* Stored data
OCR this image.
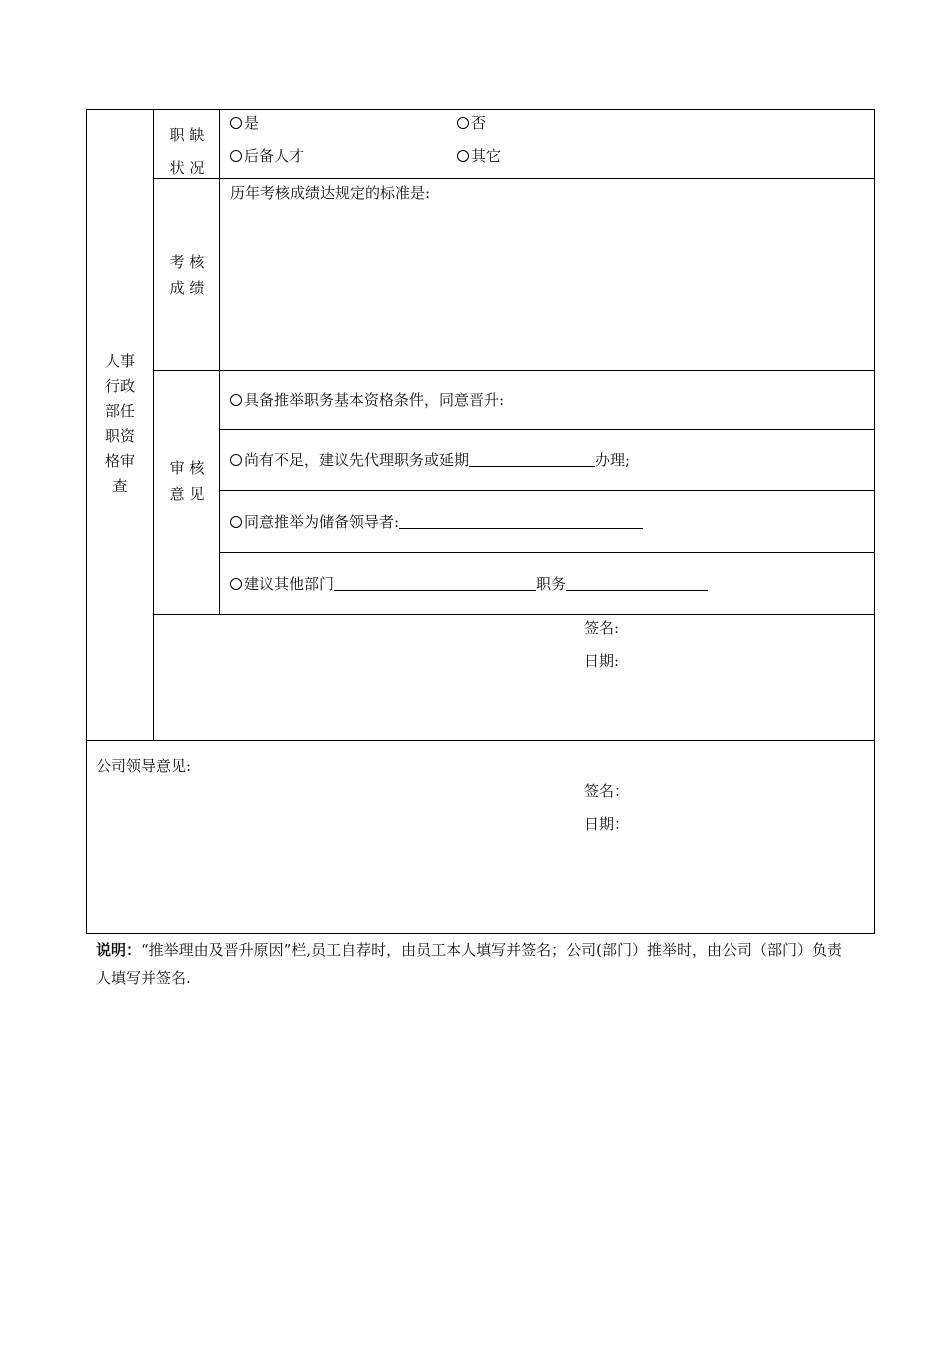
人事
行政
部任
职资
格审
查
职 缺
状 况
是	否
后备人才	其它
考 核
成 绩
历年考核成绩达规定的标准是:
审 核
意 见
具备推举职务基本资格条件，同意晋升:
尚有不足，建议先代理职务或延期	办理;
同意推举为储备领导者:
建议其他部门	职务
签名:
日期:
公司领导意见:
签名：
日期：
说明：“推举理由及晋升原因”栏,员工自荐时，由员工本人填写并签名；公司(部门）推举时，由公司（部门）负责人填写并签名.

* Written exercise
Give every line above again exactly, with no pictures.

* Output
OCR this image.
人事
行政
部任
职资
格审
查
职 缺
状 况
是	否
后备人才	其它
考 核
成 绩
历年考核成绩达规定的标准是:
审 核
意 见
具备推举职务基本资格条件，同意晋升:
尚有不足，建议先代理职务或延期	办理;
同意推举为储备领导者:
建议其他部门	职务
签名:
日期:
公司领导意见:
签名：
日期：
说明：“推举理由及晋升原因”栏,员工自荐时，由员工本人填写并签名；公司(部门）推举时，由公司（部门）负责人填写并签名.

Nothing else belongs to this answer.